-- Begin Records shown --

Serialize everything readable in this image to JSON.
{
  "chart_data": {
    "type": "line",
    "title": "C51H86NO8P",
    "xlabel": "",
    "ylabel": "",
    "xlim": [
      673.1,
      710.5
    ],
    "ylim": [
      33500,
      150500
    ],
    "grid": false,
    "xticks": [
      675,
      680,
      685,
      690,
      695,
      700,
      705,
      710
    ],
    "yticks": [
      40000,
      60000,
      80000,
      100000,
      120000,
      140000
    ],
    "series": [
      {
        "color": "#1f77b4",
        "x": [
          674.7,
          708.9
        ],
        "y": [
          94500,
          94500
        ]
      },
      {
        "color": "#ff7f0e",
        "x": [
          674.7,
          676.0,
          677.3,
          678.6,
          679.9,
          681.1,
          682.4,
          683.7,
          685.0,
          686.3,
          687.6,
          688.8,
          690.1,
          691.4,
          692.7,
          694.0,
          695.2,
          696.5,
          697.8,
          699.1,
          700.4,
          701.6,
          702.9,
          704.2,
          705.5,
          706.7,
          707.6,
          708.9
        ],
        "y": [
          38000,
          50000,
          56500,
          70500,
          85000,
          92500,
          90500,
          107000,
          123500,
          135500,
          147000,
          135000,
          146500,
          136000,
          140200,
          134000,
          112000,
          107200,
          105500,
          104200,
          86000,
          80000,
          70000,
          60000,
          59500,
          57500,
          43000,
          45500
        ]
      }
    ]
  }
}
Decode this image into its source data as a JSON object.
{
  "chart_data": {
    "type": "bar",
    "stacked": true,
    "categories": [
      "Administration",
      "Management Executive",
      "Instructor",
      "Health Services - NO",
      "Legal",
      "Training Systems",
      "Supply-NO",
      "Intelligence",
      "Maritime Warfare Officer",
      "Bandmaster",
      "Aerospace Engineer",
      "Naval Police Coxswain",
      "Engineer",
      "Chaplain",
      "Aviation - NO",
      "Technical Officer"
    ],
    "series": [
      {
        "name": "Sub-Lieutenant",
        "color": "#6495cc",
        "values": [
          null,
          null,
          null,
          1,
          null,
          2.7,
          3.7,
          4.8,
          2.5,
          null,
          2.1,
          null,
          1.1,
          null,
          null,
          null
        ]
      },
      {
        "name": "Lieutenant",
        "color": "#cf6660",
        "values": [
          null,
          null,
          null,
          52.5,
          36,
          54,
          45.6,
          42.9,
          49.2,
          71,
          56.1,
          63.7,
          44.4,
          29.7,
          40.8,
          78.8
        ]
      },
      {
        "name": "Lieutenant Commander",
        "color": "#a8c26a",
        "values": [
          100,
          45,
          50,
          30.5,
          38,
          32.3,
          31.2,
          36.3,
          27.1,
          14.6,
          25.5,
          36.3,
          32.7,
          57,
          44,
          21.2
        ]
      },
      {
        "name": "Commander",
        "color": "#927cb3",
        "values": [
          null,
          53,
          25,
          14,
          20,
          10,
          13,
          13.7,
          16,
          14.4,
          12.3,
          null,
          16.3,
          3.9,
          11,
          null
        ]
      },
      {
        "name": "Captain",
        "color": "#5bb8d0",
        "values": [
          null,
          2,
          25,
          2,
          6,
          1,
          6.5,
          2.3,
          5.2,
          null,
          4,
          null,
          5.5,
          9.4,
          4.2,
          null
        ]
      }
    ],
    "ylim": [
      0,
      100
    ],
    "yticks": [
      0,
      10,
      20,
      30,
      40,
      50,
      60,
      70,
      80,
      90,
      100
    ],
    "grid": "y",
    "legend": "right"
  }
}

-- End Records shown --

Aim of the exercise — Return only the number of lines in the data above that include the word "Officer".

Final result — 2